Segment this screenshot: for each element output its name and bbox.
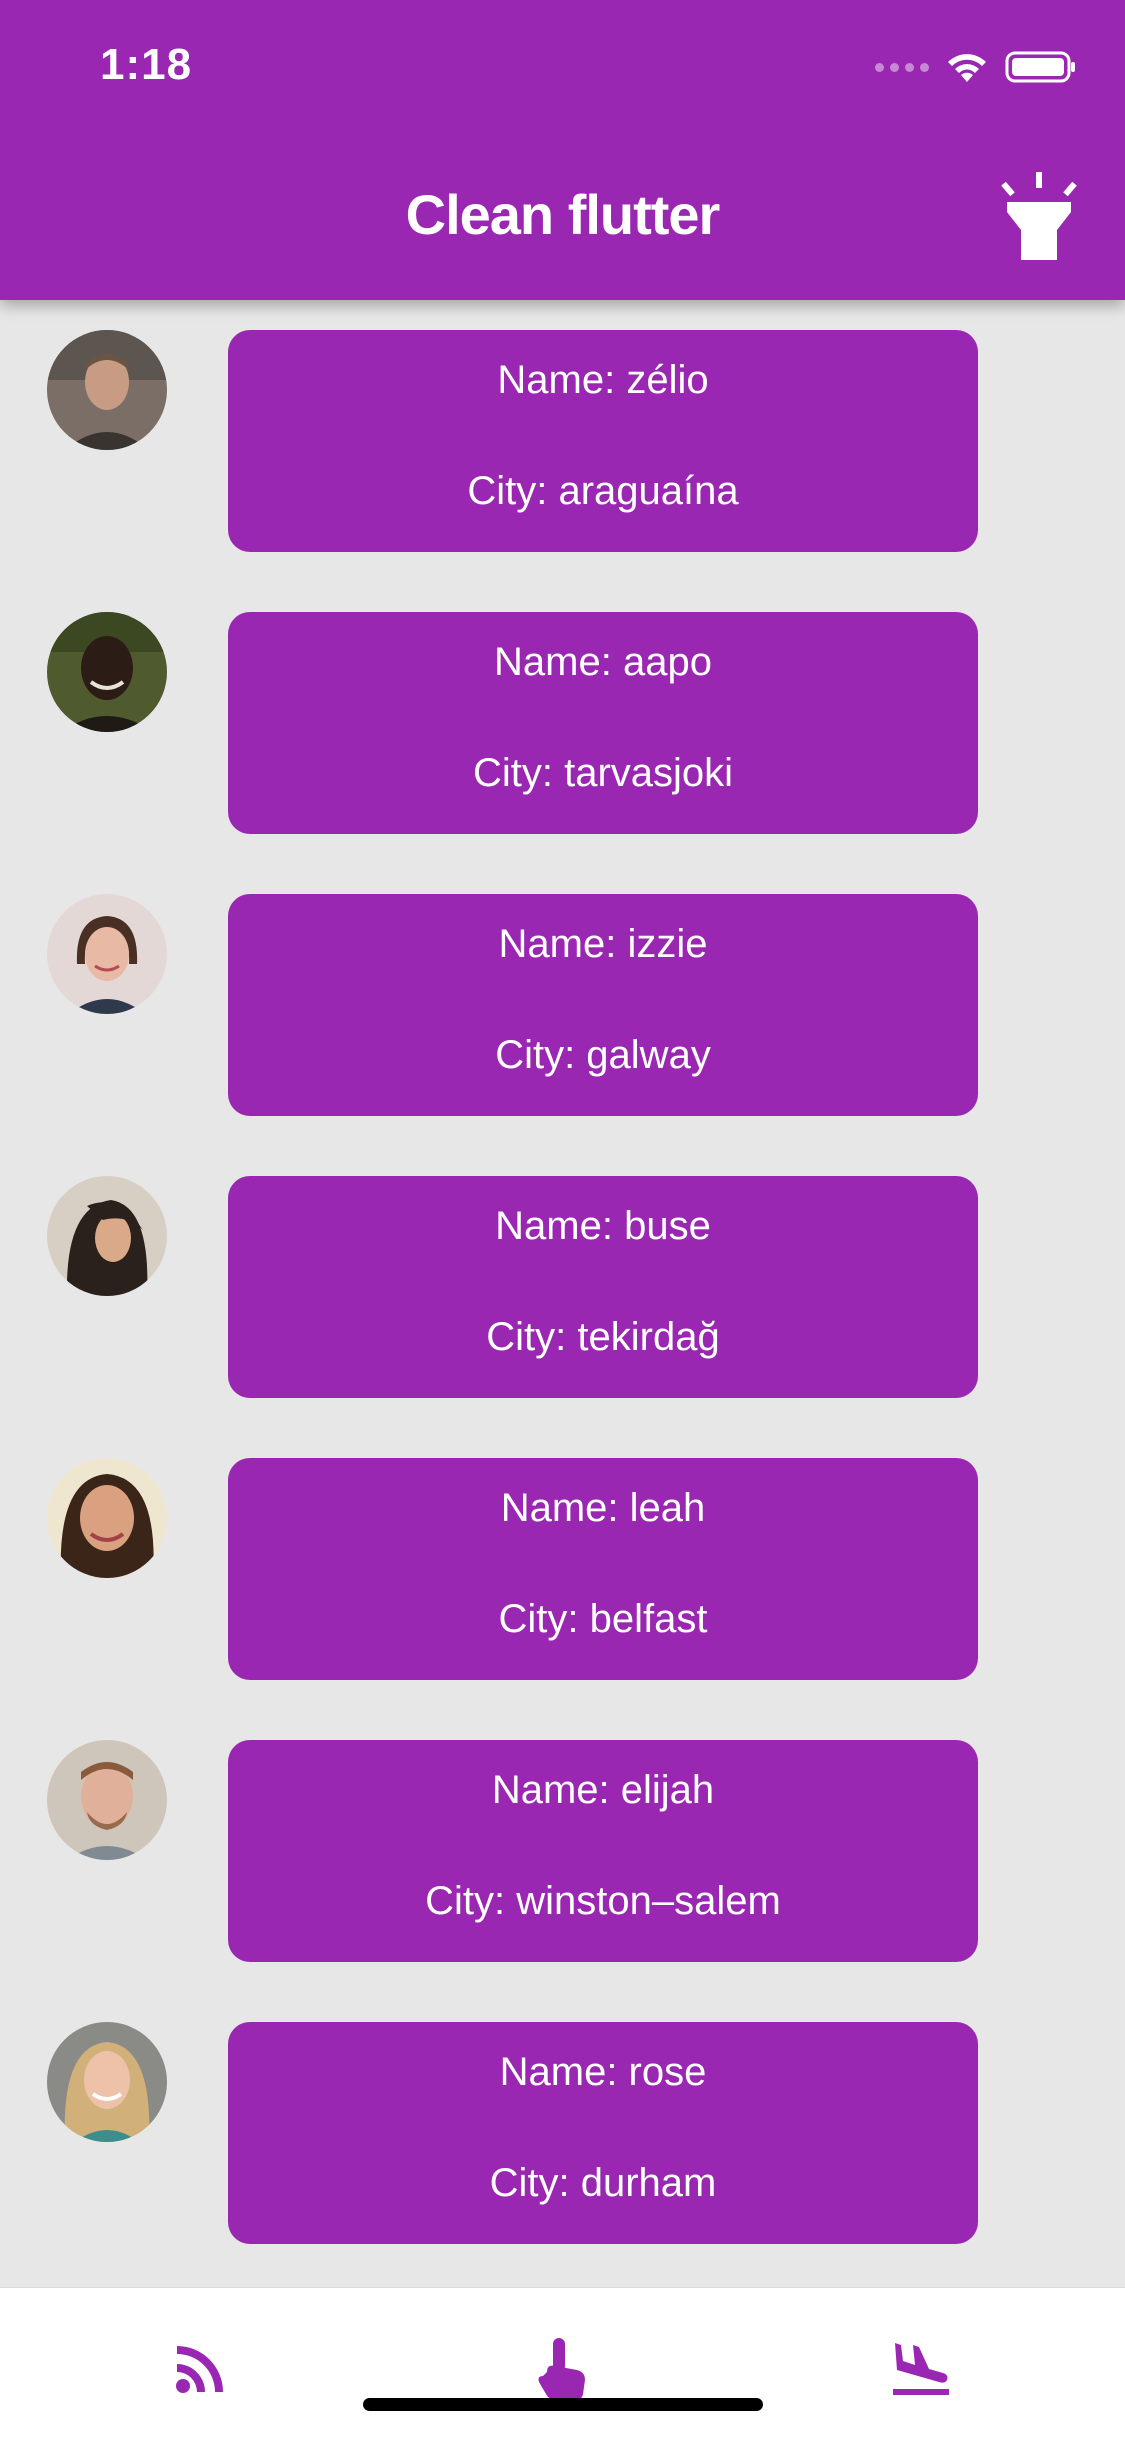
contact-city: City: belfast xyxy=(498,1597,708,1641)
avatar xyxy=(47,2022,167,2142)
contact-card[interactable]: Name: izzie City: galway xyxy=(228,894,978,1116)
wifi-icon xyxy=(948,54,986,82)
contact-name: Name: leah xyxy=(500,1486,706,1530)
avatar xyxy=(47,330,167,450)
list-item[interactable]: Name: rose City: durham xyxy=(0,1992,1125,2244)
contact-city: City: araguaína xyxy=(467,469,739,513)
home-indicator[interactable] xyxy=(363,2398,763,2411)
rss-feed-icon xyxy=(176,2346,223,2393)
contact-name: Name: zélio xyxy=(497,358,709,402)
contact-name: Name: rose xyxy=(499,2050,707,2094)
contact-name: Name: elijah xyxy=(491,1768,715,1812)
contact-card[interactable]: Name: zélio City: araguaína xyxy=(228,330,978,552)
contact-name: Name: buse xyxy=(495,1204,711,1248)
avatar xyxy=(47,612,167,732)
list-item[interactable]: Name: aapo City: tarvasjoki xyxy=(0,582,1125,834)
contact-city: City: winston–salem xyxy=(425,1879,781,1923)
flight-land-icon xyxy=(893,2343,949,2395)
cellular-signal-icon xyxy=(875,62,929,72)
nav-item-landing[interactable] xyxy=(876,2328,966,2408)
contact-card[interactable]: Name: rose City: durham xyxy=(228,2022,978,2244)
nav-item-feed[interactable] xyxy=(156,2328,246,2408)
list-item[interactable]: Name: izzie City: galway xyxy=(0,864,1125,1116)
flashlight-icon xyxy=(1001,172,1077,260)
status-time: 1:18 xyxy=(100,40,193,89)
list-item[interactable]: Name: zélio City: araguaína xyxy=(0,300,1125,552)
contact-card[interactable]: Name: elijah City: winston–salem xyxy=(228,1740,978,1962)
avatar xyxy=(47,1740,167,1860)
contact-card[interactable]: Name: leah City: belfast xyxy=(228,1458,978,1680)
contact-card[interactable]: Name: buse City: tekirdağ xyxy=(228,1176,978,1398)
app-bar: 1:18 Clean flutter xyxy=(0,0,1125,300)
avatar xyxy=(47,1176,167,1296)
flashlight-button[interactable] xyxy=(997,168,1081,264)
list-item[interactable]: Name: elijah City: winston–salem xyxy=(0,1710,1125,1962)
nav-item-touch[interactable] xyxy=(518,2328,608,2408)
contact-name: Name: aapo xyxy=(494,640,712,684)
contact-city: City: tekirdağ xyxy=(486,1315,720,1359)
contact-city: City: durham xyxy=(489,2161,717,2205)
contact-city: City: galway xyxy=(495,1033,711,1077)
contact-card[interactable]: Name: aapo City: tarvasjoki xyxy=(228,612,978,834)
page-title: Clean flutter xyxy=(405,183,721,246)
list-item[interactable]: Name: buse City: tekirdağ xyxy=(0,1146,1125,1398)
avatar xyxy=(47,894,167,1014)
contact-name: Name: izzie xyxy=(498,922,708,966)
status-icons xyxy=(875,50,1077,84)
avatar xyxy=(47,1458,167,1578)
contact-city: City: tarvasjoki xyxy=(472,751,734,795)
touch-app-icon xyxy=(538,2338,585,2400)
list-item[interactable]: Name: leah City: belfast xyxy=(0,1428,1125,1680)
battery-icon xyxy=(1005,51,1075,83)
bottom-navigation xyxy=(0,2287,1125,2437)
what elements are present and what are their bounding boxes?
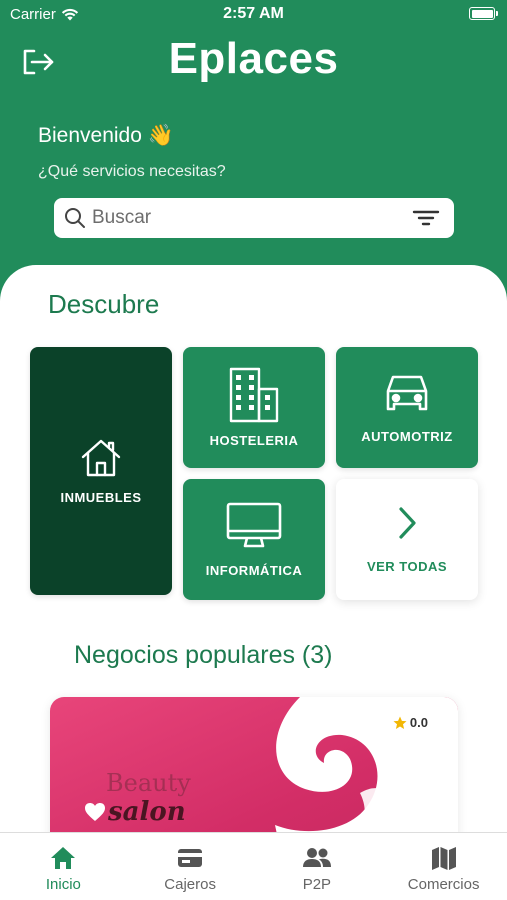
main-content: Descubre INMUEBLES HOSTELERIA AUTOMOTRIZ… [0, 265, 507, 835]
category-label: AUTOMOTRIZ [361, 429, 453, 444]
business-image-text-secondary: salon [84, 797, 186, 827]
search-icon [62, 205, 88, 231]
house-icon [81, 439, 121, 476]
chevron-right-icon [399, 507, 416, 539]
category-hosteleria[interactable]: HOSTELERIA [183, 347, 325, 468]
tab-label: Comercios [407, 876, 480, 893]
tab-cajeros[interactable]: Cajeros [127, 833, 254, 900]
welcome-text: Bienvenido [38, 124, 142, 147]
tab-label: Cajeros [164, 876, 216, 893]
tab-label: P2P [302, 876, 332, 893]
map-icon [431, 847, 456, 870]
tab-label: Inicio [45, 876, 81, 893]
business-image-text-script: salon [108, 797, 186, 827]
buildings-icon [229, 367, 279, 423]
category-informatica[interactable]: INFORMÁTICA [183, 479, 325, 600]
services-question: ¿Qué servicios necesitas? [38, 163, 226, 180]
wave-emoji-icon: 👋 [147, 124, 175, 147]
popular-businesses-title: Negocios populares (3) [74, 641, 333, 669]
monitor-icon [226, 502, 282, 548]
tab-p2p[interactable]: P2P [254, 833, 381, 900]
people-icon [302, 848, 331, 867]
discover-title: Descubre [48, 289, 160, 319]
search-input[interactable] [92, 207, 410, 229]
category-inmuebles[interactable]: INMUEBLES [30, 347, 172, 595]
home-icon [51, 847, 76, 869]
tab-inicio[interactable]: Inicio [0, 833, 127, 900]
star-icon [393, 716, 407, 729]
tab-comercios[interactable]: Comercios [380, 833, 507, 900]
category-label: INFORMÁTICA [205, 563, 303, 578]
heart-icon [85, 803, 105, 821]
tab-bar: Inicio Cajeros P2P Comercios [0, 832, 507, 900]
card-icon [178, 849, 203, 867]
category-label: INMUEBLES [60, 489, 142, 505]
battery-icon [469, 7, 498, 20]
car-icon [386, 375, 428, 411]
welcome-message: Bienvenido 👋 [38, 124, 174, 148]
business-image-text: Beauty [106, 769, 191, 797]
app-title: Eplaces [168, 34, 339, 83]
category-label: HOSTELERIA [209, 433, 299, 448]
status-time: 2:57 AM [223, 5, 284, 22]
category-label: VER TODAS [366, 559, 448, 574]
rating-value: 0.0 [409, 715, 428, 730]
filter-icon[interactable] [410, 206, 442, 230]
search-bar [54, 198, 454, 238]
business-card[interactable]: Beauty salon 0.0 [50, 697, 458, 835]
category-automotriz[interactable]: AUTOMOTRIZ [336, 347, 478, 468]
business-rating: 0.0 [393, 715, 428, 730]
status-bar: Carrier 2:57 AM [0, 0, 507, 28]
see-all-categories-button[interactable]: VER TODAS [336, 479, 478, 600]
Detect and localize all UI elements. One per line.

------

Task goal:
Reproduce all of the rows above, switching every "avatar" to "profile-photo" and changing nothing else. Omit the pictures.

Solution to this task:
Segment this screenshot: for each element output its name and bbox.
contact-city: City: belfast xyxy=(498,1597,708,1641)
profile-photo xyxy=(47,2022,167,2142)
contact-card[interactable]: Name: izzie City: galway xyxy=(228,894,978,1116)
wifi-icon xyxy=(948,54,986,82)
contact-name: Name: leah xyxy=(500,1486,706,1530)
profile-photo xyxy=(47,330,167,450)
list-item[interactable]: Name: rose City: durham xyxy=(0,1992,1125,2244)
contact-city: City: araguaína xyxy=(467,469,739,513)
home-indicator[interactable] xyxy=(363,2398,763,2411)
rss-feed-icon xyxy=(176,2346,223,2393)
contact-name: Name: zélio xyxy=(497,358,709,402)
contact-name: Name: rose xyxy=(499,2050,707,2094)
contact-name: Name: elijah xyxy=(491,1768,715,1812)
contact-card[interactable]: Name: zélio City: araguaína xyxy=(228,330,978,552)
contact-name: Name: buse xyxy=(495,1204,711,1248)
profile-photo xyxy=(47,612,167,732)
list-item[interactable]: Name: aapo City: tarvasjoki xyxy=(0,582,1125,834)
contact-city: City: winston–salem xyxy=(425,1879,781,1923)
flight-land-icon xyxy=(893,2343,949,2395)
cellular-signal-icon xyxy=(875,62,929,72)
nav-item-landing[interactable] xyxy=(876,2328,966,2408)
contact-card[interactable]: Name: rose City: durham xyxy=(228,2022,978,2244)
nav-item-feed[interactable] xyxy=(156,2328,246,2408)
list-item[interactable]: Name: izzie City: galway xyxy=(0,864,1125,1116)
flashlight-icon xyxy=(1001,172,1077,260)
status-time: 1:18 xyxy=(100,40,193,89)
list-item[interactable]: Name: zélio City: araguaína xyxy=(0,300,1125,552)
contact-card[interactable]: Name: elijah City: winston–salem xyxy=(228,1740,978,1962)
profile-photo xyxy=(47,1740,167,1860)
contact-card[interactable]: Name: leah City: belfast xyxy=(228,1458,978,1680)
contact-card[interactable]: Name: buse City: tekirdağ xyxy=(228,1176,978,1398)
app-bar: 1:18 Clean flutter xyxy=(0,0,1125,300)
profile-photo xyxy=(47,1176,167,1296)
flashlight-button[interactable] xyxy=(997,168,1081,264)
list-item[interactable]: Name: elijah City: winston–salem xyxy=(0,1710,1125,1962)
nav-item-touch[interactable] xyxy=(518,2328,608,2408)
contact-name: Name: aapo xyxy=(494,640,712,684)
contact-city: City: tekirdağ xyxy=(486,1315,720,1359)
contact-city: City: durham xyxy=(489,2161,717,2205)
contact-city: City: galway xyxy=(495,1033,711,1077)
contact-card[interactable]: Name: aapo City: tarvasjoki xyxy=(228,612,978,834)
page-title: Clean flutter xyxy=(405,183,721,246)
list-item[interactable]: Name: buse City: tekirdağ xyxy=(0,1146,1125,1398)
profile-photo xyxy=(47,894,167,1014)
contact-name: Name: izzie xyxy=(498,922,708,966)
status-icons xyxy=(875,50,1077,84)
profile-photo xyxy=(47,1458,167,1578)
contact-city: City: tarvasjoki xyxy=(472,751,734,795)
touch-app-icon xyxy=(538,2338,585,2400)
list-item[interactable]: Name: leah City: belfast xyxy=(0,1428,1125,1680)
battery-icon xyxy=(1005,51,1075,83)
bottom-navigation xyxy=(0,2287,1125,2437)
what elements are present and what are their bounding boxes?
main-content: Descubre INMUEBLES HOSTELERIA AUTOMOTRIZ… [0, 265, 507, 835]
category-label: AUTOMOTRIZ [361, 429, 453, 444]
business-image-text-secondary: salon [84, 797, 186, 827]
search-icon [62, 205, 88, 231]
house-icon [81, 439, 121, 476]
chevron-right-icon [399, 507, 416, 539]
category-hosteleria[interactable]: HOSTELERIA [183, 347, 325, 468]
tab-label: Comercios [407, 876, 480, 893]
tab-cajeros[interactable]: Cajeros [127, 833, 254, 900]
welcome-text: Bienvenido [38, 124, 142, 147]
tab-label: Cajeros [164, 876, 216, 893]
tab-label: P2P [302, 876, 332, 893]
map-icon [431, 847, 456, 870]
tab-label: Inicio [45, 876, 81, 893]
business-image-text-script: salon [108, 797, 186, 827]
buildings-icon [229, 367, 279, 423]
category-informatica[interactable]: INFORMÁTICA [183, 479, 325, 600]
services-question: ¿Qué servicios necesitas? [38, 163, 226, 180]
wave-emoji-icon: 👋 [147, 124, 175, 147]
popular-businesses-title: Negocios populares (3) [74, 641, 333, 669]
monitor-icon [226, 502, 282, 548]
tab-p2p[interactable]: P2P [254, 833, 381, 900]
people-icon [302, 848, 331, 867]
discover-title: Descubre [48, 289, 160, 319]
search-input[interactable] [92, 207, 410, 229]
category-inmuebles[interactable]: INMUEBLES [30, 347, 172, 595]
home-icon [51, 847, 76, 869]
tab-inicio[interactable]: Inicio [0, 833, 127, 900]
star-icon [393, 716, 407, 729]
tab-comercios[interactable]: Comercios [380, 833, 507, 900]
category-label: INFORMÁTICA [205, 563, 303, 578]
heart-icon [85, 803, 105, 821]
tab-bar: Inicio Cajeros P2P Comercios [0, 832, 507, 900]
card-icon [178, 849, 203, 867]
category-label: INMUEBLES [60, 489, 142, 505]
battery-icon [469, 7, 498, 20]
car-icon [386, 375, 428, 411]
welcome-message: Bienvenido 👋 [38, 124, 174, 148]
business-image-text: Beauty [106, 769, 191, 797]
app-title: Eplaces [168, 34, 339, 83]
category-label: HOSTELERIA [209, 433, 299, 448]
status-time: 2:57 AM [223, 5, 284, 22]
category-label: VER TODAS [366, 559, 448, 574]
rating-value: 0.0 [409, 715, 428, 730]
filter-icon[interactable] [410, 206, 442, 230]
search-bar [54, 198, 454, 238]
business-card[interactable]: Beauty salon 0.0 [50, 697, 458, 835]
category-automotriz[interactable]: AUTOMOTRIZ [336, 347, 478, 468]
business-rating: 0.0 [393, 715, 428, 730]
status-bar: Carrier 2:57 AM [0, 0, 507, 28]
see-all-categories-button[interactable]: VER TODAS [336, 479, 478, 600]
Detect and localize all UI elements. One per line.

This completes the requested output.